**EXERCISE INSTRUCTIONS**
a - Write out, word for word, the part of the Beijing travel piece that opens with the words containing "I’d arrived in" and closes with "world sound new.".
b - Please carry on the Beijing travel piece from the point where it stops.
:: PASSAGE
Driving myself up the wall in Beijing –

By Bill Lee

One of our group takes great pains to tell everyone that being able to see the Great Wall from space is a myth – I don’t wish to accept that. In fact my main concern on this day, having achieved a lifetime ambition to be standing here by the Great Wall at Badaling, is to make it to the highest accessible point. My Helen Wong’s tour representative Matthew has been here several times before and warns that what looks like the high point of the ‘difficult’ section is not and that, having reached that point, there is worse to come. Several of our group opt for the ‘easier’ alternative and there are those who, quite understandably, are happy to just be standing there – not yours truly! No matter how much film footage or how many photographs you’ve seen of this incredible structure nothing prepares you for the sheer ‘impossibleness’ of it. It really does go forever over the most challenging terrain. Parts of the walk are really tough but the energy derived from being there, actually walking on history, is enough to keep our dedicated few going. It’s amusing that there are touts trying to sell souvenirs even in the most difficult parts of the climb when you’re having trouble breathing let alone bargaining! At the highest point we’ve lost the touts and several of our fellow walkers and we can stand, braced against the icy wind and just absorb ...

I’d arrived in Beijing from Shanghai on a comfortable and efficiently operated Air China flight. The cities have a totally different feel – sure they’re both big, Chinese and full of amazing modern architecture that has appeared within the last 20 years, but their souls have nothing in common. When you are told in Beijing that something is nearby, be ready for a long walk or an interminable drive. City blocks are huge – but what’s in amongst them is amazing with a history that makes most of the world sound new.
::::
:: RAW RECORDS
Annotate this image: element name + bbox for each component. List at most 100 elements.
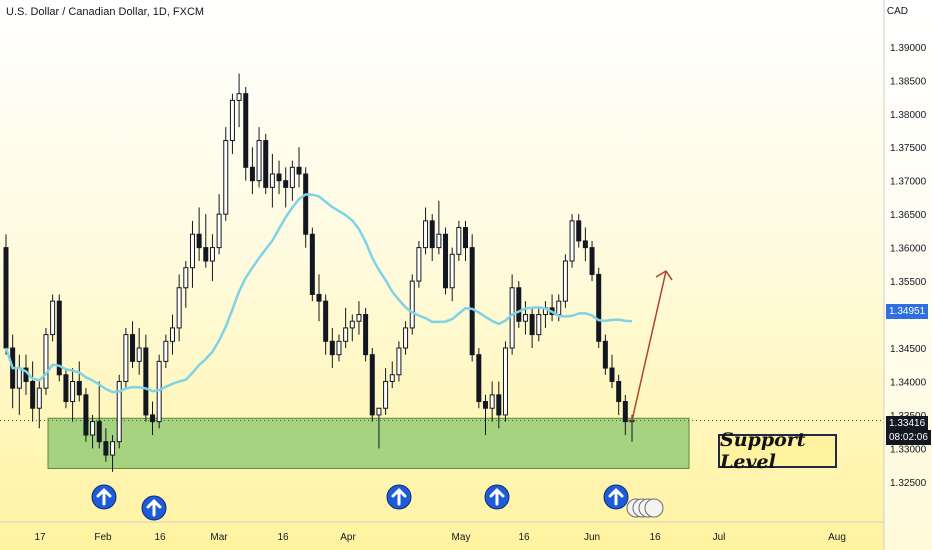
candle-body xyxy=(309,233,315,295)
x-tick-label: May xyxy=(452,532,471,543)
candle-body xyxy=(189,233,195,269)
candle-body xyxy=(502,347,508,416)
chart-title: U.S. Dollar / Canadian Dollar, 1D, FXCM xyxy=(6,6,205,18)
moving-average-line xyxy=(4,193,633,394)
x-tick-label: 17 xyxy=(34,532,46,543)
candle-body xyxy=(296,166,302,175)
y-tick-label: 1.37000 xyxy=(890,177,927,188)
candle-body xyxy=(30,380,36,409)
x-tick-label: 16 xyxy=(518,532,530,543)
y-tick-label: 1.32500 xyxy=(890,478,927,489)
candle-body xyxy=(316,293,322,302)
candle-body xyxy=(263,140,269,188)
x-tick-label: Aug xyxy=(828,532,846,543)
candle-body xyxy=(90,421,96,436)
y-tick-label: 1.38500 xyxy=(890,76,927,87)
candle-body xyxy=(396,347,402,376)
candle-body xyxy=(529,314,535,336)
candle-body xyxy=(223,140,229,215)
candle-body xyxy=(136,347,142,362)
candle-body xyxy=(103,441,109,456)
y-tick-label: 1.39000 xyxy=(890,43,927,54)
x-tick-label: Feb xyxy=(94,532,112,543)
candle-body xyxy=(609,367,615,382)
support-zone xyxy=(47,417,690,469)
y-tick-label: 1.34500 xyxy=(890,344,927,355)
y-tick-label: 1.35500 xyxy=(890,277,927,288)
candle-body xyxy=(556,300,562,316)
candle-body xyxy=(123,334,129,382)
candle-body xyxy=(469,247,475,356)
candle-body xyxy=(476,354,482,403)
candle-body xyxy=(409,280,415,329)
up-arrow-glyph xyxy=(391,488,407,506)
candle-body xyxy=(130,334,136,362)
candle-body xyxy=(76,380,82,396)
candle-body xyxy=(522,314,528,322)
candle-body xyxy=(516,287,522,322)
candle-body xyxy=(429,220,435,249)
candle-body xyxy=(569,220,575,262)
x-tick-label: 16 xyxy=(154,532,166,543)
candle-body xyxy=(416,247,422,282)
candle-body xyxy=(436,233,442,249)
candle-body xyxy=(203,247,209,262)
candle-body xyxy=(383,380,389,409)
candle-body xyxy=(3,247,9,349)
last-price-tag: 1.33416 xyxy=(886,416,929,431)
currency-unit: CAD xyxy=(886,6,908,17)
candle-body xyxy=(243,93,249,168)
candle-body xyxy=(283,180,289,188)
y-tick-label: 1.37500 xyxy=(890,143,927,154)
candle-body xyxy=(616,380,622,403)
candle-body xyxy=(116,380,122,443)
candle-body xyxy=(582,240,588,249)
candle-body xyxy=(196,233,202,249)
x-tick-label: Mar xyxy=(210,532,228,543)
candle-body xyxy=(216,213,222,249)
y-tick-label: 1.36500 xyxy=(890,210,927,221)
candle-body xyxy=(249,166,255,182)
projection-arrow-line xyxy=(631,270,667,421)
up-arrow-glyph xyxy=(489,488,505,506)
coin-stack-icon xyxy=(644,498,664,518)
x-tick-label: Jul xyxy=(713,532,726,543)
ma-price-tag: 1.34951 xyxy=(886,304,929,319)
candle-body xyxy=(482,401,488,409)
candle-body xyxy=(489,394,495,409)
candle-body xyxy=(363,314,369,356)
candle-body xyxy=(110,441,116,456)
candle-body xyxy=(83,394,89,436)
countdown-tag: 08:02:06 xyxy=(886,430,931,445)
x-tick-label: 16 xyxy=(277,532,289,543)
candle-body xyxy=(169,327,175,342)
candle-body xyxy=(16,367,22,389)
candle-body xyxy=(423,220,429,249)
candle-body xyxy=(562,260,568,302)
candle-body xyxy=(183,267,189,289)
candle-body xyxy=(269,173,275,188)
candle-body xyxy=(150,414,156,423)
up-arrow-glyph xyxy=(146,499,162,517)
candle-body xyxy=(449,253,455,289)
candle-body xyxy=(589,247,595,275)
candle-body xyxy=(356,314,362,322)
price-axis-panel xyxy=(884,0,932,550)
candle-body xyxy=(56,300,62,376)
candle-body xyxy=(376,407,382,416)
candle-body xyxy=(256,140,262,182)
candle-body xyxy=(602,340,608,369)
up-arrow-glyph xyxy=(96,488,112,506)
candle-body xyxy=(329,340,335,356)
candle-body xyxy=(63,374,69,403)
y-tick-label: 1.38000 xyxy=(890,110,927,121)
candle-body xyxy=(229,99,235,142)
projection-arrow-head xyxy=(655,270,673,281)
candle-body xyxy=(596,273,602,342)
y-tick-label: 1.34000 xyxy=(890,377,927,388)
candle-body xyxy=(456,227,462,255)
candle-body xyxy=(50,300,56,336)
candle-body xyxy=(509,287,515,349)
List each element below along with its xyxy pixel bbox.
::::
**RESPONSES**
a -
I’d arrived in Beijing from Shanghai on a comfortable and efficiently operated Air China flight. The cities have a totally different feel – sure they’re both big, Chinese and full of amazing modern architecture that has appeared within the last 20 years, but their souls have nothing in common. When you are told in Beijing that something is nearby, be ready for a long walk or an interminable drive. City blocks are huge – but what’s in amongst them is amazing with a history that makes most of the world sound new.

b -
Because of its size and history it’s one place where an organized tour has distinct advantages, particularly if your time is limited. I’ve already been gob smacked by the Summer Palace, 280 hectares of the most beautiful Imperial architecture elegantly nestled around the Kunming Lake – there’s a Starbucks here! Without a guide this wouldn’t have come alive (not the Starbucks, the Palace!) and I wouldn’t have become a fan of the Empress Dowager Ci Xi whose name even the Chinese find hard to pronounce and who must have been the most wicked old bag but had impeccable taste. En route to Badaling I’d been able to walk a part of the sacred way along which all emperors of the last 3 dynasties had been carried to their final resting place together with enough loot to pay their way into the next life. No one, but no one, was allowed to set foot anywhere near this area unless they’d been selected to carry the dear departed – otherwise they were for the chop. Yuan, Ming and Qing – there you are, I can remember the dynasties. Shows how good our guide Tsu is.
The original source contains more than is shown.